• _Problem requirements_
Return all lines in the material below that contain "Отчеты".

◇ ◇ ◇ ◇ ◇

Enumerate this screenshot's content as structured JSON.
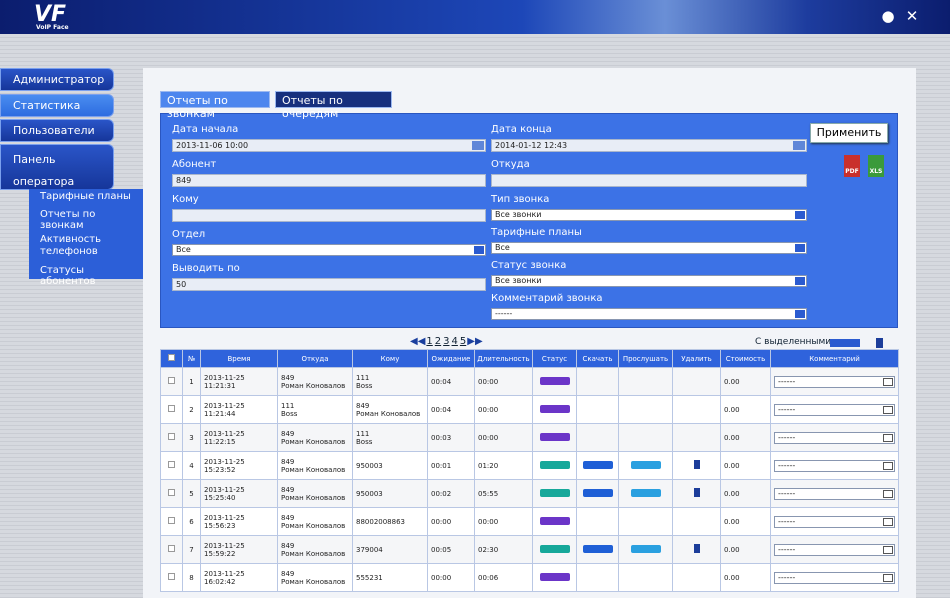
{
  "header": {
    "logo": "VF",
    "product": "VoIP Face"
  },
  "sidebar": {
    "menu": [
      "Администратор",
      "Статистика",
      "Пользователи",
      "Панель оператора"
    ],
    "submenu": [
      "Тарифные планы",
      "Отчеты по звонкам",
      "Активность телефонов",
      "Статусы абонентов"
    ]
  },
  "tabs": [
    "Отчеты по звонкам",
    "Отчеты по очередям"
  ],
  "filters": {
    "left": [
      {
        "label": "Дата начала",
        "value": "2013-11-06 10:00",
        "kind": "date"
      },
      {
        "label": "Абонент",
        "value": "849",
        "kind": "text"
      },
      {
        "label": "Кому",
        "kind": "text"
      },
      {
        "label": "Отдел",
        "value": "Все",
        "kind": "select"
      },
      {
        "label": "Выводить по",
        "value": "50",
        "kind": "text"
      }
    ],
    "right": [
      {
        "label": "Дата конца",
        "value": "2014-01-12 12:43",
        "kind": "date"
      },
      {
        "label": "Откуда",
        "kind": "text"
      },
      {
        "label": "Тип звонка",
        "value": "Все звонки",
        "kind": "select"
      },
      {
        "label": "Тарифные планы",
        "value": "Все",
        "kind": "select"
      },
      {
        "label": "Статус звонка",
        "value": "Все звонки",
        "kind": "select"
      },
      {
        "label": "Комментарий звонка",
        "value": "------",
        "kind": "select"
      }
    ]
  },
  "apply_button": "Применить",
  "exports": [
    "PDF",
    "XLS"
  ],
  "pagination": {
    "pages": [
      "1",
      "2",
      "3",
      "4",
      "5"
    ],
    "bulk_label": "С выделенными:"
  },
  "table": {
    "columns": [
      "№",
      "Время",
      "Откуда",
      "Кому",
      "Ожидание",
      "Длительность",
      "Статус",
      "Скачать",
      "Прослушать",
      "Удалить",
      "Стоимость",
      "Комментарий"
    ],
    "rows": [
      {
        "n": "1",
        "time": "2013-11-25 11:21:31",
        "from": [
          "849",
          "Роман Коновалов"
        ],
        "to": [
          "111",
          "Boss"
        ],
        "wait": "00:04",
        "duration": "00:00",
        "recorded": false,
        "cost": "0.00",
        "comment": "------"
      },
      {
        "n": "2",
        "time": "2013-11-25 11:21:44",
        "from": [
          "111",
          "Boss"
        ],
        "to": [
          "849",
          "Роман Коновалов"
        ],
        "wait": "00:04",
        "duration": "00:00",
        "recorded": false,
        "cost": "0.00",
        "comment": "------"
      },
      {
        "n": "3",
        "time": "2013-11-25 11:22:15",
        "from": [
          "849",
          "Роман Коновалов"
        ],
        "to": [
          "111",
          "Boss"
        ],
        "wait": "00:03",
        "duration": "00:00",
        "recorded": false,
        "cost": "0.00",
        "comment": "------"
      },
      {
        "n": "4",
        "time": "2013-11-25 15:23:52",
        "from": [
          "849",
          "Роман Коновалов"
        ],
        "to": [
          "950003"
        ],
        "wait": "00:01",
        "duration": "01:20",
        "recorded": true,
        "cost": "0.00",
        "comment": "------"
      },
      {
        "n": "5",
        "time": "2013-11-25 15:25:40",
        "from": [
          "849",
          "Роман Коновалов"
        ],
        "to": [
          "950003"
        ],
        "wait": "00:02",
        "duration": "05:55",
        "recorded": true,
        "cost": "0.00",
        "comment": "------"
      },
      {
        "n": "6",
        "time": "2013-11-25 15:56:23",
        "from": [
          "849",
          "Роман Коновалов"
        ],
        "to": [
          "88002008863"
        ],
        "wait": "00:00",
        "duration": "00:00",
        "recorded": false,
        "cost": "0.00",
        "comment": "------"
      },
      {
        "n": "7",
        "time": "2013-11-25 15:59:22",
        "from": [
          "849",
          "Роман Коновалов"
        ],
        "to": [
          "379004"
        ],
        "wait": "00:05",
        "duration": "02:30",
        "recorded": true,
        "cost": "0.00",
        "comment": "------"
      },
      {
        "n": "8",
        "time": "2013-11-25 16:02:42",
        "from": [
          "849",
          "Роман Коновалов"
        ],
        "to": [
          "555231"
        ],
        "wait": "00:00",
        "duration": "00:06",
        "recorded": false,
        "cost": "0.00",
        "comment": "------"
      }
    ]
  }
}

◇ ◇ ◇ ◇ ◇

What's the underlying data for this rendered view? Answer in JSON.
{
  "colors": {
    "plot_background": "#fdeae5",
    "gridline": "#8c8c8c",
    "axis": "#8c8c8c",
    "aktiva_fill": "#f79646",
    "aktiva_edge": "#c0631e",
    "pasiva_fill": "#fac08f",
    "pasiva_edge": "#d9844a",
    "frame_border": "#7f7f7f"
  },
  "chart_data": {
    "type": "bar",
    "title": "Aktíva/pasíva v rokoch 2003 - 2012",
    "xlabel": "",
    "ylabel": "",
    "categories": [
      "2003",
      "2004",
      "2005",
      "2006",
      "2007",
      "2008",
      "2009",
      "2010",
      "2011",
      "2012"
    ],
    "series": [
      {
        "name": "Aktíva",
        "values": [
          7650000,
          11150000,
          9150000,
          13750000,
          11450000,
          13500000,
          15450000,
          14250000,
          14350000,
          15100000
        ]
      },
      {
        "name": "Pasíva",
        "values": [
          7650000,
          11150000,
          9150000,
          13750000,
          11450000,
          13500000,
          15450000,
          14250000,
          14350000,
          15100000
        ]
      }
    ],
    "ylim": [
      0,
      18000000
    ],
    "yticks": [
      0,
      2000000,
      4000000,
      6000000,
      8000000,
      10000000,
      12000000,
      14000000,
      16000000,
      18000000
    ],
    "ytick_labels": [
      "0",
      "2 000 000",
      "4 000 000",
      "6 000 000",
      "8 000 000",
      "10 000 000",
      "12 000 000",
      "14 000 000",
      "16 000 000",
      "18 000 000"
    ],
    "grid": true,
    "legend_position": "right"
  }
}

◇ ◇ ◇ ◇ ◇

• _In response_
      "Отчеты по звонкам",
    "Отчеты по звонкам",
    "Отчеты по очередям"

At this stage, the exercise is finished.